[Rows from a figure dataset]

************

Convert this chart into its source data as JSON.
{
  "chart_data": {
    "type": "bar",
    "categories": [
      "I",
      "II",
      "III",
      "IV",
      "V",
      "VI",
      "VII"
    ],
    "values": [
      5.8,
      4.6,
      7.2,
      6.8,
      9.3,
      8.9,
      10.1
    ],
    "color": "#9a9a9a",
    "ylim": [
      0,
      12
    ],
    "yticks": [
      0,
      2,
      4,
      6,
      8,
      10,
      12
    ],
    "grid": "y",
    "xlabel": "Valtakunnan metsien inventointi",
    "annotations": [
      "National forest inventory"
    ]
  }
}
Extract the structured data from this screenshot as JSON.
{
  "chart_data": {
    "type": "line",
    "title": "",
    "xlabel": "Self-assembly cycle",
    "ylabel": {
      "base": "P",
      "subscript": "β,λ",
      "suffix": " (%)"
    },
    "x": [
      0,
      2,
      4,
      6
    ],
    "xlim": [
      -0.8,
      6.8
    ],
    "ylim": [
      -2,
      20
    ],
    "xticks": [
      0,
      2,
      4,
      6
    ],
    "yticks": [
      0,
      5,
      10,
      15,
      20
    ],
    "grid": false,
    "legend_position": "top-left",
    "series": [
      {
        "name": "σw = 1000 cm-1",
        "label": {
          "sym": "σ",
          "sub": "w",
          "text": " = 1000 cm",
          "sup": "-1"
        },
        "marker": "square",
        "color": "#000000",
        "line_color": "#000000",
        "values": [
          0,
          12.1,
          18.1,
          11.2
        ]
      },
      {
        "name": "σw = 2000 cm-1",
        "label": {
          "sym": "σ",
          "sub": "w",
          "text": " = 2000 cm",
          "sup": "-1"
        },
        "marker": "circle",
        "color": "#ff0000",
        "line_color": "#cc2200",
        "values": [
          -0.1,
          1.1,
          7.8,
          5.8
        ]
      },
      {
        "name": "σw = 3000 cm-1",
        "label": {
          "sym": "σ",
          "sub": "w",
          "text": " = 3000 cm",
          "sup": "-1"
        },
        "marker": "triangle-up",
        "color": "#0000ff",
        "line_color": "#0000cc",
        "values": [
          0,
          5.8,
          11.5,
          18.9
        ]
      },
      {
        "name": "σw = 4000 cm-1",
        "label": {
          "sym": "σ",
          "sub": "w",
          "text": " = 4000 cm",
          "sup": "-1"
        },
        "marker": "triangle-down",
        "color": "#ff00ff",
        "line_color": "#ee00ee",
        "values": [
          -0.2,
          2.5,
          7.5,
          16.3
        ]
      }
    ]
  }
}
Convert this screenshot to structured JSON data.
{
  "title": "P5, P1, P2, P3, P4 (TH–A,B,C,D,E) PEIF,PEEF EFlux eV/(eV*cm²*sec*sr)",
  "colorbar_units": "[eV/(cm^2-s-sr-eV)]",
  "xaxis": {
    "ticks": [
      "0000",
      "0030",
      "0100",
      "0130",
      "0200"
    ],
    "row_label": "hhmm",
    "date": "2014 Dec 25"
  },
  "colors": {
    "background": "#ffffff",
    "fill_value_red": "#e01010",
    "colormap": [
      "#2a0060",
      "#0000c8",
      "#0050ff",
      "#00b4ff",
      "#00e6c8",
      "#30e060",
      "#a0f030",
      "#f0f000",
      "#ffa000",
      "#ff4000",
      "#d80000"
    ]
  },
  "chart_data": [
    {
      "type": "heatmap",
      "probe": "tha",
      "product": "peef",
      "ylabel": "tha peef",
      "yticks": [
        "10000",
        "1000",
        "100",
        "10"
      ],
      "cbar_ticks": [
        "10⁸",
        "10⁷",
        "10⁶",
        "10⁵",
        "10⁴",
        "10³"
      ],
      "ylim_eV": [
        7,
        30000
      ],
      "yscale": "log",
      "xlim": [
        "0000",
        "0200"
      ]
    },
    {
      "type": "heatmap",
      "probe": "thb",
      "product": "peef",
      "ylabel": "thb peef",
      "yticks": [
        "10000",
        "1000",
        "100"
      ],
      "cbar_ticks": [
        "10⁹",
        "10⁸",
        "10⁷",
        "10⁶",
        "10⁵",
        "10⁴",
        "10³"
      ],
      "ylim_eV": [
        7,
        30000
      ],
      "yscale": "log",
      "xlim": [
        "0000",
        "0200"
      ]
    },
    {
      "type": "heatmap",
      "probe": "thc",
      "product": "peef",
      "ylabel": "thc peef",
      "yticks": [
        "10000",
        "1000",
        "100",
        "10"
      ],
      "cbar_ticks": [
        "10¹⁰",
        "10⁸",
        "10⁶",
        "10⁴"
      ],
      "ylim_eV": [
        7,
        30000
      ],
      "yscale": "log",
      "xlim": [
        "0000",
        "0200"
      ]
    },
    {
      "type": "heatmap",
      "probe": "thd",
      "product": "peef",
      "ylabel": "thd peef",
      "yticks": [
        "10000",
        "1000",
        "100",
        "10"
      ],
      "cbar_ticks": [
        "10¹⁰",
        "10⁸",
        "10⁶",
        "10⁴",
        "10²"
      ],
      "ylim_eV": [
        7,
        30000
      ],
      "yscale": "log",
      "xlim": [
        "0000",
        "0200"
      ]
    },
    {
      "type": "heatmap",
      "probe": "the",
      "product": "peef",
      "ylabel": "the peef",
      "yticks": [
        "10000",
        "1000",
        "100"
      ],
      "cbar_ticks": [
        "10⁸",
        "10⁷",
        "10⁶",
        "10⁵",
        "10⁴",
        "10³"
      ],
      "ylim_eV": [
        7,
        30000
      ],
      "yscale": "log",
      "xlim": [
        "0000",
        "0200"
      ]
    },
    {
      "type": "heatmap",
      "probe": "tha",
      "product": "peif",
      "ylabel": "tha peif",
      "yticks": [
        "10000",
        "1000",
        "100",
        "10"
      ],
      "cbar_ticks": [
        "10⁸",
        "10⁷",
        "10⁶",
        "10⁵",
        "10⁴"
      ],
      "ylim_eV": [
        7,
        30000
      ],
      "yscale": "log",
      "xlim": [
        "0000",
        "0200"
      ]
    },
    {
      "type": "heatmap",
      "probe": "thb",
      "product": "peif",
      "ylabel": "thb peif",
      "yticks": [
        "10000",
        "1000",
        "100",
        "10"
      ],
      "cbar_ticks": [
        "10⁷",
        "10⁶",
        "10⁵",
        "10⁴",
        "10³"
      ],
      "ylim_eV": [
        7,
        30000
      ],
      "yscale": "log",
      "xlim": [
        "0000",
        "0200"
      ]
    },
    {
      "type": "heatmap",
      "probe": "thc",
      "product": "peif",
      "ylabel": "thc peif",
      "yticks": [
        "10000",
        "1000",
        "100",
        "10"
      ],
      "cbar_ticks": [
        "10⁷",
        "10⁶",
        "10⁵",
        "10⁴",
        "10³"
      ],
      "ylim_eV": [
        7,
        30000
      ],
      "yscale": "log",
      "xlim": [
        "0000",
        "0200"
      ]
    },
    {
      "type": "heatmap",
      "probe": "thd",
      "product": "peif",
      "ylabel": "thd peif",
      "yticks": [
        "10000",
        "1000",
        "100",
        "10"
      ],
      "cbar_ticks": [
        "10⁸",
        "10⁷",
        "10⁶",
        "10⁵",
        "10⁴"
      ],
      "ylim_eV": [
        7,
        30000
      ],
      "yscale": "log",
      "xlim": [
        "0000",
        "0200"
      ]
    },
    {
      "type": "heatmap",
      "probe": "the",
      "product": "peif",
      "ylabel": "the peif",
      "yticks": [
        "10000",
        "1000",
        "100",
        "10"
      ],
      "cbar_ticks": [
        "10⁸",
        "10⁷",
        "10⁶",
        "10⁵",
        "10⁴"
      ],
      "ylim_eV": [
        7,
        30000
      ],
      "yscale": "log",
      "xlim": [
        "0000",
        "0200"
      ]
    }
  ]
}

************

What is being asked: Reproduce the full listing word for word.

Expected answer:
Convert this chart into its source data as JSON.
{
  "chart_data": {
    "type": "bar",
    "categories": [
      "I",
      "II",
      "III",
      "IV",
      "V",
      "VI",
      "VII"
    ],
    "values": [
      5.8,
      4.6,
      7.2,
      6.8,
      9.3,
      8.9,
      10.1
    ],
    "color": "#9a9a9a",
    "ylim": [
      0,
      12
    ],
    "yticks": [
      0,
      2,
      4,
      6,
      8,
      10,
      12
    ],
    "grid": "y",
    "xlabel": "Valtakunnan metsien inventointi",
    "annotations": [
      "National forest inventory"
    ]
  }
}
Extract the structured data from this screenshot as JSON.
{
  "chart_data": {
    "type": "line",
    "title": "",
    "xlabel": "Self-assembly cycle",
    "ylabel": {
      "base": "P",
      "subscript": "β,λ",
      "suffix": " (%)"
    },
    "x": [
      0,
      2,
      4,
      6
    ],
    "xlim": [
      -0.8,
      6.8
    ],
    "ylim": [
      -2,
      20
    ],
    "xticks": [
      0,
      2,
      4,
      6
    ],
    "yticks": [
      0,
      5,
      10,
      15,
      20
    ],
    "grid": false,
    "legend_position": "top-left",
    "series": [
      {
        "name": "σw = 1000 cm-1",
        "label": {
          "sym": "σ",
          "sub": "w",
          "text": " = 1000 cm",
          "sup": "-1"
        },
        "marker": "square",
        "color": "#000000",
        "line_color": "#000000",
        "values": [
          0,
          12.1,
          18.1,
          11.2
        ]
      },
      {
        "name": "σw = 2000 cm-1",
        "label": {
          "sym": "σ",
          "sub": "w",
          "text": " = 2000 cm",
          "sup": "-1"
        },
        "marker": "circle",
        "color": "#ff0000",
        "line_color": "#cc2200",
        "values": [
          -0.1,
          1.1,
          7.8,
          5.8
        ]
      },
      {
        "name": "σw = 3000 cm-1",
        "label": {
          "sym": "σ",
          "sub": "w",
          "text": " = 3000 cm",
          "sup": "-1"
        },
        "marker": "triangle-up",
        "color": "#0000ff",
        "line_color": "#0000cc",
        "values": [
          0,
          5.8,
          11.5,
          18.9
        ]
      },
      {
        "name": "σw = 4000 cm-1",
        "label": {
          "sym": "σ",
          "sub": "w",
          "text": " = 4000 cm",
          "sup": "-1"
        },
        "marker": "triangle-down",
        "color": "#ff00ff",
        "line_color": "#ee00ee",
        "values": [
          -0.2,
          2.5,
          7.5,
          16.3
        ]
      }
    ]
  }
}
Convert this screenshot to structured JSON data.
{
  "title": "P5, P1, P2, P3, P4 (TH–A,B,C,D,E) PEIF,PEEF EFlux eV/(eV*cm²*sec*sr)",
  "colorbar_units": "[eV/(cm^2-s-sr-eV)]",
  "xaxis": {
    "ticks": [
      "0000",
      "0030",
      "0100",
      "0130",
      "0200"
    ],
    "row_label": "hhmm",
    "date": "2014 Dec 25"
  },
  "colors": {
    "background": "#ffffff",
    "fill_value_red": "#e01010",
    "colormap": [
      "#2a0060",
      "#0000c8",
      "#0050ff",
      "#00b4ff",
      "#00e6c8",
      "#30e060",
      "#a0f030",
      "#f0f000",
      "#ffa000",
      "#ff4000",
      "#d80000"
    ]
  },
  "chart_data": [
    {
      "type": "heatmap",
      "probe": "tha",
      "product": "peef",
      "ylabel": "tha peef",
      "yticks": [
        "10000",
        "1000",
        "100",
        "10"
      ],
      "cbar_ticks": [
        "10⁸",
        "10⁷",
        "10⁶",
        "10⁵",
        "10⁴",
        "10³"
      ],
      "ylim_eV": [
        7,
        30000
      ],
      "yscale": "log",
      "xlim": [
        "0000",
        "0200"
      ]
    },
    {
      "type": "heatmap",
      "probe": "thb",
      "product": "peef",
      "ylabel": "thb peef",
      "yticks": [
        "10000",
        "1000",
        "100"
      ],
      "cbar_ticks": [
        "10⁹",
        "10⁸",
        "10⁷",
        "10⁶",
        "10⁵",
        "10⁴",
        "10³"
      ],
      "ylim_eV": [
        7,
        30000
      ],
      "yscale": "log",
      "xlim": [
        "0000",
        "0200"
      ]
    },
    {
      "type": "heatmap",
      "probe": "thc",
      "product": "peef",
      "ylabel": "thc peef",
      "yticks": [
        "10000",
        "1000",
        "100",
        "10"
      ],
      "cbar_ticks": [
        "10¹⁰",
        "10⁸",
        "10⁶",
        "10⁴"
      ],
      "ylim_eV": [
        7,
        30000
      ],
      "yscale": "log",
      "xlim": [
        "0000",
        "0200"
      ]
    },
    {
      "type": "heatmap",
      "probe": "thd",
      "product": "peef",
      "ylabel": "thd peef",
      "yticks": [
        "10000",
        "1000",
        "100",
        "10"
      ],
      "cbar_ticks": [
        "10¹⁰",
        "10⁸",
        "10⁶",
        "10⁴",
        "10²"
      ],
      "ylim_eV": [
        7,
        30000
      ],
      "yscale": "log",
      "xlim": [
        "0000",
        "0200"
      ]
    },
    {
      "type": "heatmap",
      "probe": "the",
      "product": "peef",
      "ylabel": "the peef",
      "yticks": [
        "10000",
        "1000",
        "100"
      ],
      "cbar_ticks": [
        "10⁸",
        "10⁷",
        "10⁶",
        "10⁵",
        "10⁴",
        "10³"
      ],
      "ylim_eV": [
        7,
        30000
      ],
      "yscale": "log",
      "xlim": [
        "0000",
        "0200"
      ]
    },
    {
      "type": "heatmap",
      "probe": "tha",
      "product": "peif",
      "ylabel": "tha peif",
      "yticks": [
        "10000",
        "1000",
        "100",
        "10"
      ],
      "cbar_ticks": [
        "10⁸",
        "10⁷",
        "10⁶",
        "10⁵",
        "10⁴"
      ],
      "ylim_eV": [
        7,
        30000
      ],
      "yscale": "log",
      "xlim": [
        "0000",
        "0200"
      ]
    },
    {
      "type": "heatmap",
      "probe": "thb",
      "product": "peif",
      "ylabel": "thb peif",
      "yticks": [
        "10000",
        "1000",
        "100",
        "10"
      ],
      "cbar_ticks": [
        "10⁷",
        "10⁶",
        "10⁵",
        "10⁴",
        "10³"
      ],
      "ylim_eV": [
        7,
        30000
      ],
      "yscale": "log",
      "xlim": [
        "0000",
        "0200"
      ]
    },
    {
      "type": "heatmap",
      "probe": "thc",
      "product": "peif",
      "ylabel": "thc peif",
      "yticks": [
        "10000",
        "1000",
        "100",
        "10"
      ],
      "cbar_ticks": [
        "10⁷",
        "10⁶",
        "10⁵",
        "10⁴",
        "10³"
      ],
      "ylim_eV": [
        7,
        30000
      ],
      "yscale": "log",
      "xlim": [
        "0000",
        "0200"
      ]
    },
    {
      "type": "heatmap",
      "probe": "thd",
      "product": "peif",
      "ylabel": "thd peif",
      "yticks": [
        "10000",
        "1000",
        "100",
        "10"
      ],
      "cbar_ticks": [
        "10⁸",
        "10⁷",
        "10⁶",
        "10⁵",
        "10⁴"
      ],
      "ylim_eV": [
        7,
        30000
      ],
      "yscale": "log",
      "xlim": [
        "0000",
        "0200"
      ]
    },
    {
      "type": "heatmap",
      "probe": "the",
      "product": "peif",
      "ylabel": "the peif",
      "yticks": [
        "10000",
        "1000",
        "100",
        "10"
      ],
      "cbar_ticks": [
        "10⁸",
        "10⁷",
        "10⁶",
        "10⁵",
        "10⁴"
      ],
      "ylim_eV": [
        7,
        30000
      ],
      "yscale": "log",
      "xlim": [
        "0000",
        "0200"
      ]
    }
  ]
}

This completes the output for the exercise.